[What this task involves] State how many lines in these records contain the word "Médio", and nothing else.

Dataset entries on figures
□ □ □ □ □
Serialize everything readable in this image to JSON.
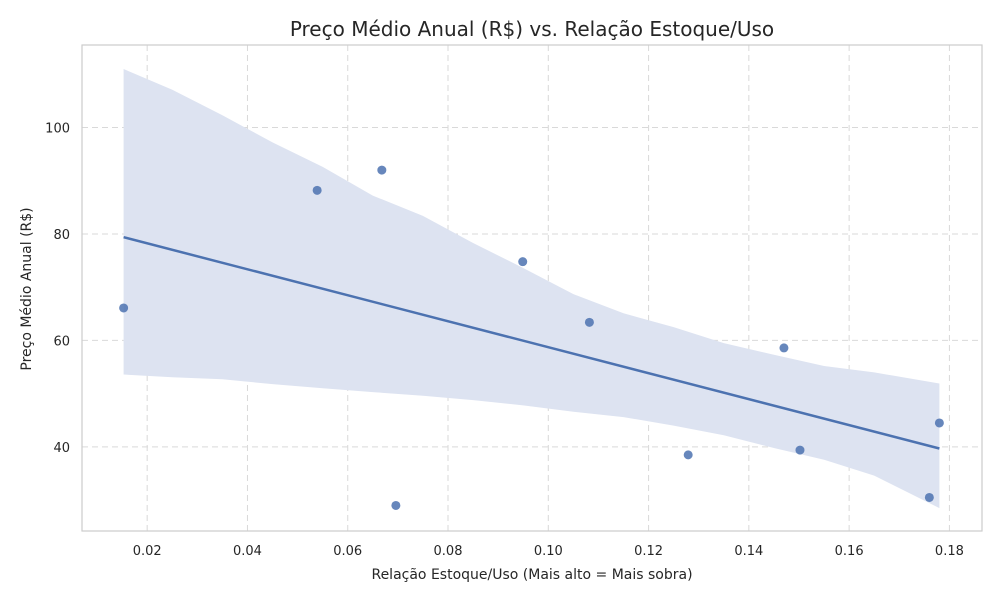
{
  "chart_data": {
    "type": "scatter",
    "title": "Preço Médio Anual (R$) vs. Relação Estoque/Uso",
    "xlabel": "Relação Estoque/Uso (Mais alto = Mais sobra)",
    "ylabel": "Preço Médio Anual (R$)",
    "xlim": [
      0.007,
      0.1865
    ],
    "ylim": [
      24.2,
      115.5
    ],
    "grid": true,
    "x_ticks": [
      0.02,
      0.04,
      0.06,
      0.08,
      0.1,
      0.12,
      0.14,
      0.16,
      0.18
    ],
    "x_tick_labels": [
      "0.02",
      "0.04",
      "0.06",
      "0.08",
      "0.10",
      "0.12",
      "0.14",
      "0.16",
      "0.18"
    ],
    "y_ticks": [
      40,
      60,
      80,
      100
    ],
    "y_tick_labels": [
      "40",
      "60",
      "80",
      "100"
    ],
    "points": [
      {
        "x": 0.0153,
        "y": 66.1
      },
      {
        "x": 0.0539,
        "y": 88.2
      },
      {
        "x": 0.0668,
        "y": 92.0
      },
      {
        "x": 0.0696,
        "y": 29.0
      },
      {
        "x": 0.0949,
        "y": 74.8
      },
      {
        "x": 0.1082,
        "y": 63.4
      },
      {
        "x": 0.1279,
        "y": 38.5
      },
      {
        "x": 0.147,
        "y": 58.6
      },
      {
        "x": 0.1502,
        "y": 39.4
      },
      {
        "x": 0.176,
        "y": 30.5
      },
      {
        "x": 0.178,
        "y": 44.5
      }
    ],
    "regression_line": [
      {
        "x": 0.0153,
        "y": 79.4
      },
      {
        "x": 0.178,
        "y": 39.7
      }
    ],
    "confidence_band": {
      "upper": [
        {
          "x": 0.0153,
          "y": 111.0
        },
        {
          "x": 0.025,
          "y": 107.1
        },
        {
          "x": 0.035,
          "y": 102.3
        },
        {
          "x": 0.045,
          "y": 97.2
        },
        {
          "x": 0.055,
          "y": 92.6
        },
        {
          "x": 0.065,
          "y": 87.2
        },
        {
          "x": 0.075,
          "y": 83.4
        },
        {
          "x": 0.085,
          "y": 78.3
        },
        {
          "x": 0.095,
          "y": 73.6
        },
        {
          "x": 0.105,
          "y": 68.7
        },
        {
          "x": 0.115,
          "y": 65.1
        },
        {
          "x": 0.125,
          "y": 62.5
        },
        {
          "x": 0.135,
          "y": 59.5
        },
        {
          "x": 0.145,
          "y": 57.3
        },
        {
          "x": 0.155,
          "y": 55.2
        },
        {
          "x": 0.165,
          "y": 54.0
        },
        {
          "x": 0.178,
          "y": 51.9
        }
      ],
      "lower": [
        {
          "x": 0.0153,
          "y": 53.6
        },
        {
          "x": 0.025,
          "y": 53.1
        },
        {
          "x": 0.035,
          "y": 52.7
        },
        {
          "x": 0.045,
          "y": 51.8
        },
        {
          "x": 0.055,
          "y": 51.0
        },
        {
          "x": 0.065,
          "y": 50.3
        },
        {
          "x": 0.075,
          "y": 49.6
        },
        {
          "x": 0.085,
          "y": 48.8
        },
        {
          "x": 0.095,
          "y": 47.8
        },
        {
          "x": 0.105,
          "y": 46.6
        },
        {
          "x": 0.115,
          "y": 45.6
        },
        {
          "x": 0.125,
          "y": 44.0
        },
        {
          "x": 0.135,
          "y": 42.2
        },
        {
          "x": 0.145,
          "y": 39.8
        },
        {
          "x": 0.155,
          "y": 37.6
        },
        {
          "x": 0.165,
          "y": 34.6
        },
        {
          "x": 0.178,
          "y": 28.5
        }
      ]
    },
    "colors": {
      "points": "#4c72b0",
      "line": "#4c72b0",
      "band": "#dde3f1",
      "grid": "#d9d9d9",
      "frame": "#cccccc"
    }
  }
}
□ □ □ □ □
[Task output] 2